-- Begin Available records --

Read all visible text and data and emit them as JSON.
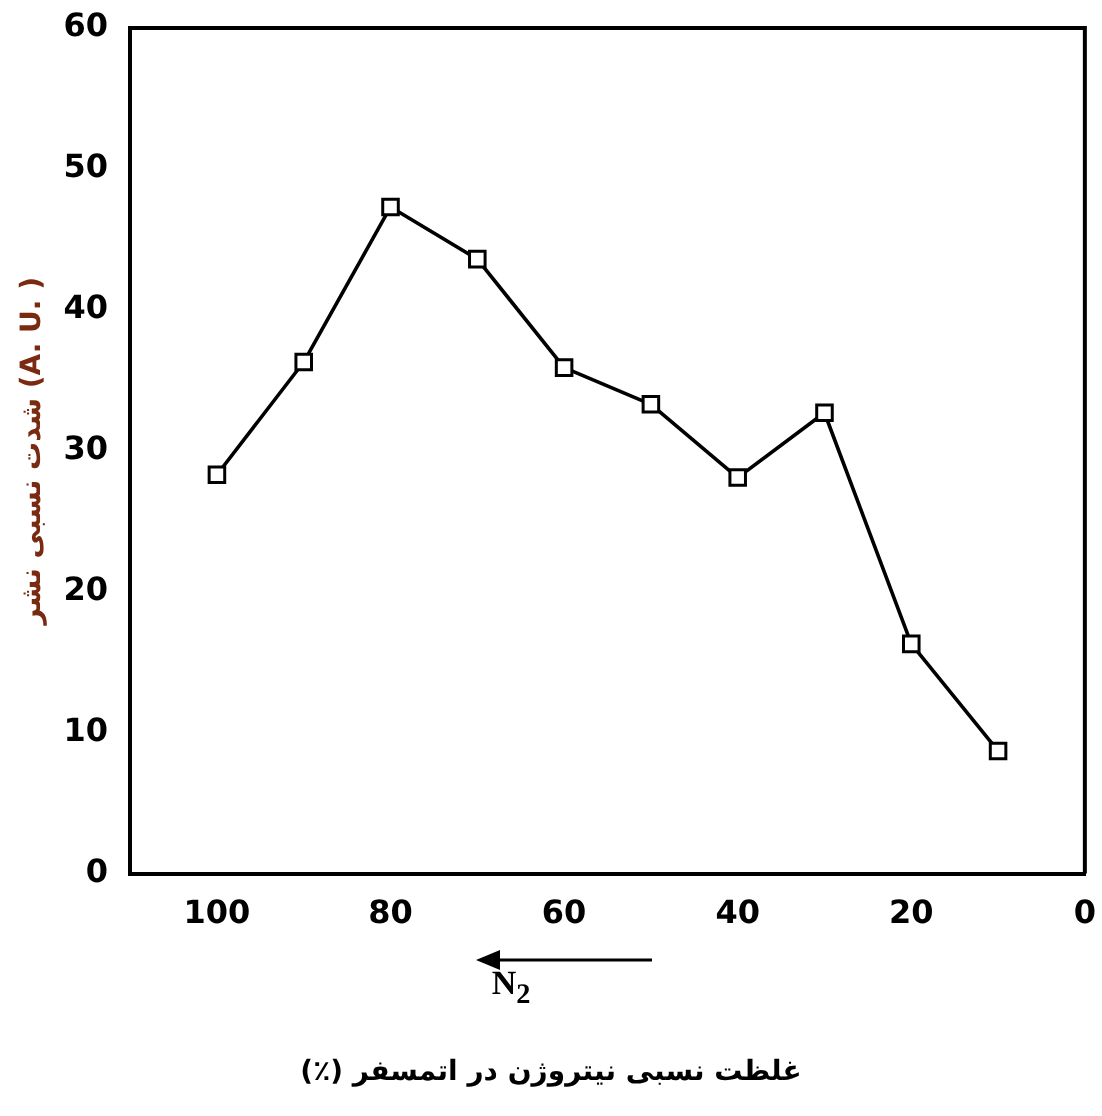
{
  "chart_data": {
    "type": "line",
    "xlabel": "غلظت نسبی نیتروژن در اتمسفر (٪)",
    "ylabel": "شدت نسبی نشر (A. U. )",
    "x": [
      100,
      90,
      80,
      70,
      60,
      50,
      40,
      30,
      20,
      10
    ],
    "series": [
      {
        "color": "#000000",
        "values": [
          28.3,
          36.3,
          47.3,
          43.6,
          35.9,
          33.3,
          28.1,
          32.7,
          16.3,
          8.7
        ]
      }
    ],
    "xlim": [
      110,
      0
    ],
    "xticks": [
      100,
      80,
      60,
      40,
      20,
      0
    ],
    "ylim": [
      0,
      60
    ],
    "yticks": [
      0,
      10,
      20,
      30,
      40,
      50,
      60
    ],
    "marker": "square",
    "line_style": "solid",
    "grid": false,
    "legend": false,
    "annotations": [
      "N$_{2}$"
    ]
  }
}
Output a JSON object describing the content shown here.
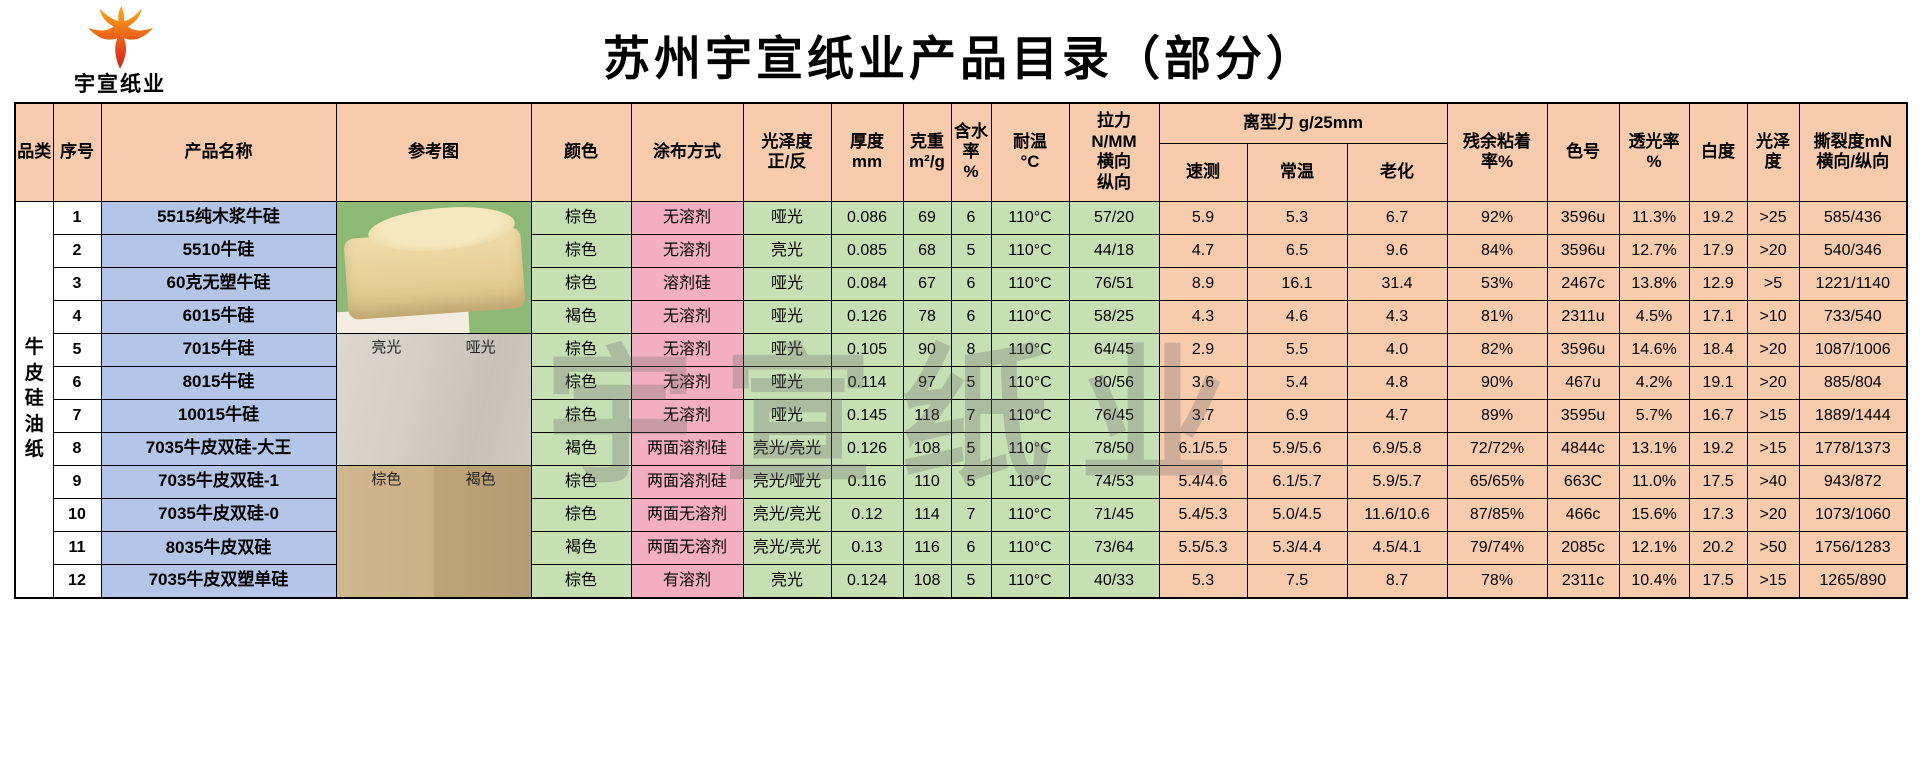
{
  "page": {
    "title": "苏州宇宣纸业产品目录（部分）",
    "logo_text": "宇宣纸业",
    "watermark": "宇宣纸业"
  },
  "colors": {
    "header_bg": "#F8CBAD",
    "green_bg": "#C6E0B4",
    "pink_bg": "#F3AEC1",
    "blue_bg": "#B4C6E7",
    "logo_red": "#D21F1B",
    "logo_orange": "#F9AC18"
  },
  "table": {
    "category": "牛皮硅油纸",
    "headers": {
      "category": "品类",
      "index": "序号",
      "product_name": "产品名称",
      "reference_image": "参考图",
      "color": "颜色",
      "coating_method": "涂布方式",
      "gloss_front_back": "光泽度\n正/反",
      "thickness": "厚度\nmm",
      "weight": "克重\nm²/g",
      "moisture": "含水\n率\n%",
      "temp_resistance": "耐温\n°C",
      "tension": "拉力\nN/MM\n横向\n纵向",
      "release_force": "离型力 g/25mm",
      "release_quick": "速测",
      "release_room": "常温",
      "release_aging": "老化",
      "residual_adhesion": "残余粘着\n率%",
      "color_code": "色号",
      "transmittance": "透光率\n%",
      "whiteness": "白度",
      "gloss": "光泽\n度",
      "tear_strength": "撕裂度mN\n横向/纵向"
    },
    "rows": [
      {
        "no": "1",
        "name": "5515纯木浆牛硅",
        "color": "棕色",
        "coating": "无溶剂",
        "gloss": "哑光",
        "thickness": "0.086",
        "weight": "69",
        "moisture": "6",
        "temp": "110°C",
        "tension": "57/20",
        "quick": "5.9",
        "room": "5.3",
        "aging": "6.7",
        "residual": "92%",
        "code": "3596u",
        "trans": "11.3%",
        "white": "19.2",
        "glossval": ">25",
        "tear": "585/436"
      },
      {
        "no": "2",
        "name": "5510牛硅",
        "color": "棕色",
        "coating": "无溶剂",
        "gloss": "亮光",
        "thickness": "0.085",
        "weight": "68",
        "moisture": "5",
        "temp": "110°C",
        "tension": "44/18",
        "quick": "4.7",
        "room": "6.5",
        "aging": "9.6",
        "residual": "84%",
        "code": "3596u",
        "trans": "12.7%",
        "white": "17.9",
        "glossval": ">20",
        "tear": "540/346"
      },
      {
        "no": "3",
        "name": "60克无塑牛硅",
        "color": "棕色",
        "coating": "溶剂硅",
        "gloss": "哑光",
        "thickness": "0.084",
        "weight": "67",
        "moisture": "6",
        "temp": "110°C",
        "tension": "76/51",
        "quick": "8.9",
        "room": "16.1",
        "aging": "31.4",
        "residual": "53%",
        "code": "2467c",
        "trans": "13.8%",
        "white": "12.9",
        "glossval": ">5",
        "tear": "1221/1140"
      },
      {
        "no": "4",
        "name": "6015牛硅",
        "color": "褐色",
        "coating": "无溶剂",
        "gloss": "哑光",
        "thickness": "0.126",
        "weight": "78",
        "moisture": "6",
        "temp": "110°C",
        "tension": "58/25",
        "quick": "4.3",
        "room": "4.6",
        "aging": "4.3",
        "residual": "81%",
        "code": "2311u",
        "trans": "4.5%",
        "white": "17.1",
        "glossval": ">10",
        "tear": "733/540"
      },
      {
        "no": "5",
        "name": "7015牛硅",
        "color": "棕色",
        "coating": "无溶剂",
        "gloss": "哑光",
        "thickness": "0.105",
        "weight": "90",
        "moisture": "8",
        "temp": "110°C",
        "tension": "64/45",
        "quick": "2.9",
        "room": "5.5",
        "aging": "4.0",
        "residual": "82%",
        "code": "3596u",
        "trans": "14.6%",
        "white": "18.4",
        "glossval": ">20",
        "tear": "1087/1006"
      },
      {
        "no": "6",
        "name": "8015牛硅",
        "color": "棕色",
        "coating": "无溶剂",
        "gloss": "哑光",
        "thickness": "0.114",
        "weight": "97",
        "moisture": "5",
        "temp": "110°C",
        "tension": "80/56",
        "quick": "3.6",
        "room": "5.4",
        "aging": "4.8",
        "residual": "90%",
        "code": "467u",
        "trans": "4.2%",
        "white": "19.1",
        "glossval": ">20",
        "tear": "885/804"
      },
      {
        "no": "7",
        "name": "10015牛硅",
        "color": "棕色",
        "coating": "无溶剂",
        "gloss": "哑光",
        "thickness": "0.145",
        "weight": "118",
        "moisture": "7",
        "temp": "110°C",
        "tension": "76/45",
        "quick": "3.7",
        "room": "6.9",
        "aging": "4.7",
        "residual": "89%",
        "code": "3595u",
        "trans": "5.7%",
        "white": "16.7",
        "glossval": ">15",
        "tear": "1889/1444"
      },
      {
        "no": "8",
        "name": "7035牛皮双硅-大王",
        "color": "褐色",
        "coating": "两面溶剂硅",
        "gloss": "亮光/亮光",
        "thickness": "0.126",
        "weight": "108",
        "moisture": "5",
        "temp": "110°C",
        "tension": "78/50",
        "quick": "6.1/5.5",
        "room": "5.9/5.6",
        "aging": "6.9/5.8",
        "residual": "72/72%",
        "code": "4844c",
        "trans": "13.1%",
        "white": "19.2",
        "glossval": ">15",
        "tear": "1778/1373"
      },
      {
        "no": "9",
        "name": "7035牛皮双硅-1",
        "color": "棕色",
        "coating": "两面溶剂硅",
        "gloss": "亮光/哑光",
        "thickness": "0.116",
        "weight": "110",
        "moisture": "5",
        "temp": "110°C",
        "tension": "74/53",
        "quick": "5.4/4.6",
        "room": "6.1/5.7",
        "aging": "5.9/5.7",
        "residual": "65/65%",
        "code": "663C",
        "trans": "11.0%",
        "white": "17.5",
        "glossval": ">40",
        "tear": "943/872"
      },
      {
        "no": "10",
        "name": "7035牛皮双硅-0",
        "color": "棕色",
        "coating": "两面无溶剂",
        "gloss": "亮光/亮光",
        "thickness": "0.12",
        "weight": "114",
        "moisture": "7",
        "temp": "110°C",
        "tension": "71/45",
        "quick": "5.4/5.3",
        "room": "5.0/4.5",
        "aging": "11.6/10.6",
        "residual": "87/85%",
        "code": "466c",
        "trans": "15.6%",
        "white": "17.3",
        "glossval": ">20",
        "tear": "1073/1060"
      },
      {
        "no": "11",
        "name": "8035牛皮双硅",
        "color": "褐色",
        "coating": "两面无溶剂",
        "gloss": "亮光/亮光",
        "thickness": "0.13",
        "weight": "116",
        "moisture": "6",
        "temp": "110°C",
        "tension": "73/64",
        "quick": "5.5/5.3",
        "room": "5.3/4.4",
        "aging": "4.5/4.1",
        "residual": "79/74%",
        "code": "2085c",
        "trans": "12.1%",
        "white": "20.2",
        "glossval": ">50",
        "tear": "1756/1283"
      },
      {
        "no": "12",
        "name": "7035牛皮双塑单硅",
        "color": "棕色",
        "coating": "有溶剂",
        "gloss": "亮光",
        "thickness": "0.124",
        "weight": "108",
        "moisture": "5",
        "temp": "110°C",
        "tension": "40/33",
        "quick": "5.3",
        "room": "7.5",
        "aging": "8.7",
        "residual": "78%",
        "code": "2311c",
        "trans": "10.4%",
        "white": "17.5",
        "glossval": ">15",
        "tear": "1265/890"
      }
    ]
  },
  "reference_images": [
    {
      "name": "paper-roll-photo",
      "labels": []
    },
    {
      "name": "gloss-matte-sample-photo",
      "labels": [
        "亮光",
        "哑光"
      ]
    },
    {
      "name": "brown-dark-sample-photo",
      "labels": [
        "棕色",
        "褐色"
      ]
    }
  ]
}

-- End Available records --

What is expected: Copy, from the material, each line that holds the string "sample".

Answer to the task:
      "name": "gloss-matte-sample-photo",
      "name": "brown-dark-sample-photo",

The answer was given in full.